▶ [Objectives]
A. Using the httplib2 page, rewrite the paragraph beginning "http.request return 2 responses" more briefly, keeping its main facts.
B. Copy the part of the httplib2 page from "#### https://httpbin.org this" to "data (HTML formate)" without any change.

## Deep Dive into httplib2 in Python

##### httplib is renamed as httplib.client in python3,  httplib2 is comprehensive to httplib.client so we are using httplib2 here.

### Installing and importing httplib2

In [1]:
import httplib2
from pprint import pprint

¬These are the different statuses will get while sending request to the websites. 
if:                         
* status : 200 --> success                                  
* status : 404 --> server not available                          
* status : 405 --> method not allowed

#### https://httpbin.org this website is designed for testing (HTTP Request & Response Service) the methods like "get( )", "post( )", "put( )" .

In [2]:
bin_url = 'https://httpbin.org/'

In [3]:
http = httplib2.Http()

http.request return 2 responses:           
* first response with header (meta data) information 
* second response with actual data (HTML formate)

In [4]:
resp, data = http.request(bin_url)

#### http.request  returning the response with header details

In [5]:
pprint(resp)

{'access-control-allow-credentials': 'true',
 'access-control-allow-origin': '*',
 'connection': 'keep-alive',
 'content-length': '9593',
 'content-location': 'https://httpbin.org/',
 'content-type': 'text/html; charset=utf-8',
 'date': 'Mon, 22 Jan 2024 18:43:09 GMT',
 'server': 'gunicorn/19.9.0',
 'status': '200'}


In [6]:
type(resp), len(resp)

Source records:
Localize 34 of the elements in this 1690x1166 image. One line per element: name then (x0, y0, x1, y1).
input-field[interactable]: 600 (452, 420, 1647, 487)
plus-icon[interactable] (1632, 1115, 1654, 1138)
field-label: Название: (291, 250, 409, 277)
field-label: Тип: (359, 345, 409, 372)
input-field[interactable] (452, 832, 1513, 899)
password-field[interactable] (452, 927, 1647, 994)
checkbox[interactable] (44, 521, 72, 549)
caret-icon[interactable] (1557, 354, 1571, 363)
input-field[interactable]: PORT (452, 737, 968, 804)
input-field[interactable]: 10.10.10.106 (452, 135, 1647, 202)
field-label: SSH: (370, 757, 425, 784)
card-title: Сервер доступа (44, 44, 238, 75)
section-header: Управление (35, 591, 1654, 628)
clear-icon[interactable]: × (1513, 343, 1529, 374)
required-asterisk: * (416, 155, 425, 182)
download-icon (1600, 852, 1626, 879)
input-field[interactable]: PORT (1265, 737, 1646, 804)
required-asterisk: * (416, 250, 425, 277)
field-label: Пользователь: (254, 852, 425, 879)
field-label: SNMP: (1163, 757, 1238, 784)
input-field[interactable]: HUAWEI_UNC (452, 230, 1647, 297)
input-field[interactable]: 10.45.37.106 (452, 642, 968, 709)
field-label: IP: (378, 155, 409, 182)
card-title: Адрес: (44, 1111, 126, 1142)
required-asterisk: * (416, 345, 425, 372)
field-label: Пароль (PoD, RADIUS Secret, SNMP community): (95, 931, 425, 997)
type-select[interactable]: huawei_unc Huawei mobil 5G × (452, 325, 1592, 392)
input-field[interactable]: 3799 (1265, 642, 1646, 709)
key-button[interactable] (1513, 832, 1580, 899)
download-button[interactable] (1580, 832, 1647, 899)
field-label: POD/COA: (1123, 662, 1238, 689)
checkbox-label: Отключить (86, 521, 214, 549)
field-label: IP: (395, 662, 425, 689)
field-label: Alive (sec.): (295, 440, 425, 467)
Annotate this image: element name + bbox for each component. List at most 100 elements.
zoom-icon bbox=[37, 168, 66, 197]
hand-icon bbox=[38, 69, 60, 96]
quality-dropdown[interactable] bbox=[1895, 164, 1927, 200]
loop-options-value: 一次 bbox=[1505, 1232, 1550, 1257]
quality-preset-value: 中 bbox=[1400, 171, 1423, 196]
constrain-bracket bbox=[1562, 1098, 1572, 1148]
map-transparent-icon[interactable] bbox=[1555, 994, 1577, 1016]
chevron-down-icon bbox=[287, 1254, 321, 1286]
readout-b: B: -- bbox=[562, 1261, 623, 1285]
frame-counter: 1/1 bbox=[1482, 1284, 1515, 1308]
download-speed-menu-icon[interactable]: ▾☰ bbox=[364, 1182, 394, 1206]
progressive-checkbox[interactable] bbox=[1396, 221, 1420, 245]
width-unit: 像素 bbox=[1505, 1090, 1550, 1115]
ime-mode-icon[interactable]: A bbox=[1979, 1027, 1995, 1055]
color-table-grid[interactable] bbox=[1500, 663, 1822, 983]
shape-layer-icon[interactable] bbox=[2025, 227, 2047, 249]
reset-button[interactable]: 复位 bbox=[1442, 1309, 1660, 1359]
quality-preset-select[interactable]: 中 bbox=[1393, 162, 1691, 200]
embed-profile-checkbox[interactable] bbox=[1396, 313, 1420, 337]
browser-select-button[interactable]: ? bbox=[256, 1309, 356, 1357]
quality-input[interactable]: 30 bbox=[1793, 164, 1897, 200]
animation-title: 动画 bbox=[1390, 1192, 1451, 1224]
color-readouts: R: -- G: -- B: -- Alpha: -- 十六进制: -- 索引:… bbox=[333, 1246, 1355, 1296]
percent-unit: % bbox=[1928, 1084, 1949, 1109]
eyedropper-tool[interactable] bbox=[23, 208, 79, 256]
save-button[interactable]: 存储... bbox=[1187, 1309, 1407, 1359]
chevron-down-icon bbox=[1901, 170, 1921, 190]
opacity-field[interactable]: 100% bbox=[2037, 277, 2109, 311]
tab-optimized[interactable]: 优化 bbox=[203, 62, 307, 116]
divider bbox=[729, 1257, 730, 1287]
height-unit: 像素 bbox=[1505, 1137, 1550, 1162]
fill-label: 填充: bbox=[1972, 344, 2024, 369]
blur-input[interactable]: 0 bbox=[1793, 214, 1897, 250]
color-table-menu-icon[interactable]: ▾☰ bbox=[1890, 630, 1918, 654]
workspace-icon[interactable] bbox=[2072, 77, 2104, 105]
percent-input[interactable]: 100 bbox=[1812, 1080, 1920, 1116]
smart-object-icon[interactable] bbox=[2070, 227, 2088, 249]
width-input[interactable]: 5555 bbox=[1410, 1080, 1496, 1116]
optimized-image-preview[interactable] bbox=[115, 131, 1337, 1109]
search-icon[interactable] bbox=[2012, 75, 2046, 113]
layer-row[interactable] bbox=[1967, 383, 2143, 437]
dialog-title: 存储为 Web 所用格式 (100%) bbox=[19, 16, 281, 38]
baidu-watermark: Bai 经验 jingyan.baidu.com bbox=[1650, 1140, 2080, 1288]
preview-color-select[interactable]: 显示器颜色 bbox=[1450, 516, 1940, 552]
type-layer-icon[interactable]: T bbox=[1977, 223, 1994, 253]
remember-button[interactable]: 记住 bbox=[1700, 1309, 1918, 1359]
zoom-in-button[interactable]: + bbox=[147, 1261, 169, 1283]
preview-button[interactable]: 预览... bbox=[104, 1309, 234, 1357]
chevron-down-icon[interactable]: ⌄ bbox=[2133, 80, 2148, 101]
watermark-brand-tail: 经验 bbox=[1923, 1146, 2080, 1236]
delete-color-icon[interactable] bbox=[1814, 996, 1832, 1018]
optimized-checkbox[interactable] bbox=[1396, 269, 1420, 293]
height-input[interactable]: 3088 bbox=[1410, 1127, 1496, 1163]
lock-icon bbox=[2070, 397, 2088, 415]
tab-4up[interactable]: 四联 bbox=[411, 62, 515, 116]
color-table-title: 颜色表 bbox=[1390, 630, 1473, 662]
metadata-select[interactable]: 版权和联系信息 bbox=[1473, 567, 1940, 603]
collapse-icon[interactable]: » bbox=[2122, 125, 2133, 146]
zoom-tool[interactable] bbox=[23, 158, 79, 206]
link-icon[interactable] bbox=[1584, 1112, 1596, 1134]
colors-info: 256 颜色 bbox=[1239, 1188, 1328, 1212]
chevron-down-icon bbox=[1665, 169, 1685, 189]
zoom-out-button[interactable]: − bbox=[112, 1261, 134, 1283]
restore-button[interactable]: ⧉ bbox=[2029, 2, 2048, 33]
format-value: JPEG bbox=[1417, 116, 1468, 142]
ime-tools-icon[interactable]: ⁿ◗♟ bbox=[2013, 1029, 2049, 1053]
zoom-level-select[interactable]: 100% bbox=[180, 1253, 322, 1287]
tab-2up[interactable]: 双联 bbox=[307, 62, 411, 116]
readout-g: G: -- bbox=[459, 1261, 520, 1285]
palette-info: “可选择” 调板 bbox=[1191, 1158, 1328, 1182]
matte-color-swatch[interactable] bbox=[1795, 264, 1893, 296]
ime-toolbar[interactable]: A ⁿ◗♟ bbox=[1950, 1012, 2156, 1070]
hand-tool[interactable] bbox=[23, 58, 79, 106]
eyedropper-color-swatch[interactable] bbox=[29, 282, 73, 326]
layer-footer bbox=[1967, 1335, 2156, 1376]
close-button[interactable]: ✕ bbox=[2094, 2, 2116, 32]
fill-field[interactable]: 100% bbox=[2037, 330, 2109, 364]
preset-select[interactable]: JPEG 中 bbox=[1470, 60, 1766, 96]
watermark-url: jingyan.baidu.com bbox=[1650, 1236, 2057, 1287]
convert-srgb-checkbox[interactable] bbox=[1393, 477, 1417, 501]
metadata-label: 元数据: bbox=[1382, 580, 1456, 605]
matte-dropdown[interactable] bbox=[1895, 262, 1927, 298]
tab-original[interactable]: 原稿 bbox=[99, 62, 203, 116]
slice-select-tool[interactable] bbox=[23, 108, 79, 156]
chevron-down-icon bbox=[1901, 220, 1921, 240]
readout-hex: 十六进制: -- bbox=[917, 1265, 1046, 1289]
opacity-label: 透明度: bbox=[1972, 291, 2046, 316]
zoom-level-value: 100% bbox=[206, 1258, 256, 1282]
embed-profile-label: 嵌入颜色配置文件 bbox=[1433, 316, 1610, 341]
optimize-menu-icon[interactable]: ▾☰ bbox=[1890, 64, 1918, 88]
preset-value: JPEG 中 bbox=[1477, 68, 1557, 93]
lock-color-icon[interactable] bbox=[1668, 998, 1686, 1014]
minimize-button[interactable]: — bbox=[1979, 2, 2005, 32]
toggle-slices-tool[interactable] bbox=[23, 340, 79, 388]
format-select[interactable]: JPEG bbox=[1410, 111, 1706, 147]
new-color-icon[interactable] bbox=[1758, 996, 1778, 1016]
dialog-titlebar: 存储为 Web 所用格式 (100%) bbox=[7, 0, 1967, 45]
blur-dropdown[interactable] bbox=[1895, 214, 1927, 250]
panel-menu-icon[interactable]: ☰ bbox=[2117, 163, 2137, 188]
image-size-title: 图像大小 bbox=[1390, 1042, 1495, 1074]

▶ [Final results]
A. http.request returns two responses: one with the header (metadata) information and one with the actual data in HTML format.

B.
#### https://httpbin.org this website is designed for testing (HTTP Request & Response Service) the methods like "get( )", "post( )", "put( )" .

In [2]:
bin_url = 'https://httpbin.org/'

In [3]:
http = httplib2.Http()

http.request return 2 responses:           
* first response with header (meta data) information 
* second response with actual data (HTML formate)